*Brief A*
In the StackMachine.v diff, what type is the constructor [TLt] assigned?
*Brief B*
Continue the StackMachine.v diff from the point where it stops.

*Text excerpt*

--- a/src/StackMachine.v	Fri Aug 17 15:39:55 2012 -0400
+++ b/src/StackMachine.v	Thu Aug 23 11:06:37 2012 -0400
@@ -550,7 +550,7 @@
 
 (** The definition of [tbinop] is different from [binop] in an important way.  Where we declared that [binop] has type [Set], here we declare that [tbinop] has type [type -> type -> type -> Set].  We define [tbinop] as an _indexed type family_.  Indexed inductive types are at the heart of Coq's expressive power; almost everything else of interest is defined in terms of them.
 
-The inuitive explanation of [tbinop] is that a [tbinop t1 t2 t] is a binary operator whose operands should have types [t1] and [t2], and whose result has type [t].  For instance, constructor [TLt] (for less-than comparison of numbers) is assigned type [tbinop Nat Nat Bool], meaning the operator's arguments are naturals and its result is Boolean.  The type of [TEq] introduces a small bit of additional complication via polymorphism: we want to allow equality comparison of any two values of any type, as long as they have the _same_ type.

*Recorded information*
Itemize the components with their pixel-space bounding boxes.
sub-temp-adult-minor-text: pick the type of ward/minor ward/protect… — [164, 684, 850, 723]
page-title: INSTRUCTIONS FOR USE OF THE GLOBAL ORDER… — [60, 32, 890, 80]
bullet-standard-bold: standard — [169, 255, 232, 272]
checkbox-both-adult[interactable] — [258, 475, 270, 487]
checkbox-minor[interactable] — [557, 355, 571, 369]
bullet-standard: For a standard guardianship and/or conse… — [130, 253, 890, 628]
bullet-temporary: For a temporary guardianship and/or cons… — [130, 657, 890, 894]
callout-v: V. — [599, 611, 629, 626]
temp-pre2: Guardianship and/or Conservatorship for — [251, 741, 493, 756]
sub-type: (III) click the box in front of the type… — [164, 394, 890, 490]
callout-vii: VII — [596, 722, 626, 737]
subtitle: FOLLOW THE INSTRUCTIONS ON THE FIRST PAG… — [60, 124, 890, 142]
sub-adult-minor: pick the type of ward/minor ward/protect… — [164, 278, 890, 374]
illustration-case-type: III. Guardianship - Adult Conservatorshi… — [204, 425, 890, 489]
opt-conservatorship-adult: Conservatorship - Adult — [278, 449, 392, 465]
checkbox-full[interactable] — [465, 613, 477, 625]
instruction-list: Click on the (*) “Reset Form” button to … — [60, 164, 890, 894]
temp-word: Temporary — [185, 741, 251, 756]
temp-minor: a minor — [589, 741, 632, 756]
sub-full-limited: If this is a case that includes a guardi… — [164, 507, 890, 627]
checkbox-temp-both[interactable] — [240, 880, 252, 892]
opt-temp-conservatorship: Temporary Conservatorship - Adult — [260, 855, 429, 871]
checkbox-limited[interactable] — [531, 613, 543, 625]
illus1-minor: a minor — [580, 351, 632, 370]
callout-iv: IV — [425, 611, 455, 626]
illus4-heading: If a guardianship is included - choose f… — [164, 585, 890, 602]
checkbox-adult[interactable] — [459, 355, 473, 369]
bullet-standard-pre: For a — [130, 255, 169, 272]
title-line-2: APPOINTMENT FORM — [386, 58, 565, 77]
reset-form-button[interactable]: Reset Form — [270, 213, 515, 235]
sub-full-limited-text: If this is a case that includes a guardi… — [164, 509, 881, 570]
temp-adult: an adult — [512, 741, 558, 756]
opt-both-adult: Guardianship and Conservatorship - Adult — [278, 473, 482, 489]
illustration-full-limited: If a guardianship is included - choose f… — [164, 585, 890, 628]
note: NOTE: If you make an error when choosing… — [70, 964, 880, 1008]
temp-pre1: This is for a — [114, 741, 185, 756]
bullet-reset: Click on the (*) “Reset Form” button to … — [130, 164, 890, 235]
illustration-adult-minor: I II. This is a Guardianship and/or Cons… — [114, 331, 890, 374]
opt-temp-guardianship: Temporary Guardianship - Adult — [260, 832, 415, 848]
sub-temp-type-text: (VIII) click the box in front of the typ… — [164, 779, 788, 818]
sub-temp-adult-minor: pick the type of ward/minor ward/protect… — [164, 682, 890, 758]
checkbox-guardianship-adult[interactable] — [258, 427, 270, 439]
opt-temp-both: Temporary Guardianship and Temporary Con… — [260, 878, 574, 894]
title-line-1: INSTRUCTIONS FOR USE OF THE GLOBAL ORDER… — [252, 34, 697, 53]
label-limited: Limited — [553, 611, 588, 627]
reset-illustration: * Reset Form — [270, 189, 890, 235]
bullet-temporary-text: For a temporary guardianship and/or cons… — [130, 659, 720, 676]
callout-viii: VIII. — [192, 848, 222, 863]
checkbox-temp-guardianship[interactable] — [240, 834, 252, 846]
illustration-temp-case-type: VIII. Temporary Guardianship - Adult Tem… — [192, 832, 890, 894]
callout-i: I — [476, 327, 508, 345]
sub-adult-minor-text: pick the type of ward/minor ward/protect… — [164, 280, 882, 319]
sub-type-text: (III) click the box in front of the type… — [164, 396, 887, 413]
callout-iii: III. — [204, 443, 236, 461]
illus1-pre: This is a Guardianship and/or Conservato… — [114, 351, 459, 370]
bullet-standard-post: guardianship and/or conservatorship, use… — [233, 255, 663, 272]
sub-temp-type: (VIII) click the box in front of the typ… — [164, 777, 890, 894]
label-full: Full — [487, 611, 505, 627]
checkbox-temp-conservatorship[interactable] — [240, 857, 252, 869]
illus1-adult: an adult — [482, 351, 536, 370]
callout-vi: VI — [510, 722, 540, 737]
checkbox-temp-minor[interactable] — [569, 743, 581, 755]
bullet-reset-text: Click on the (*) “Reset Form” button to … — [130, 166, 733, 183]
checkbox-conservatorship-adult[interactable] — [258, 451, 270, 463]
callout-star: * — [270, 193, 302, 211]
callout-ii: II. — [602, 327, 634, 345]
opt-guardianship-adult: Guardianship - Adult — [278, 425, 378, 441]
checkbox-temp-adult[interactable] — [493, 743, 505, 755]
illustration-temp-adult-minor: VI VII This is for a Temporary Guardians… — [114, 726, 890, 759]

*Expected answer A*
[tbinop Nat Nat Bool]

*Expected answer B*
+The intuitive explanation of [tbinop] is that a [tbinop t1 t2 t] is a binary operator whose operands should have types [t1] and [t2], and whose result has type [t].  For instance, constructor [TLt] (for less-than comparison of numbers) is assigned type [tbinop Nat Nat Bool], meaning the operator's arguments are naturals and its result is Boolean.  The type of [TEq] introduces a small bit of additional complication via polymorphism: we want to allow equality comparison of any two values of any type, as long as they have the _same_ type.
 
 ML and Haskell have indexed algebraic datatypes.  For instance, their list types are indexed by the type of data that the list carries.  However, compared to Coq, ML and Haskell 98 place two important restrictions on datatype definitions.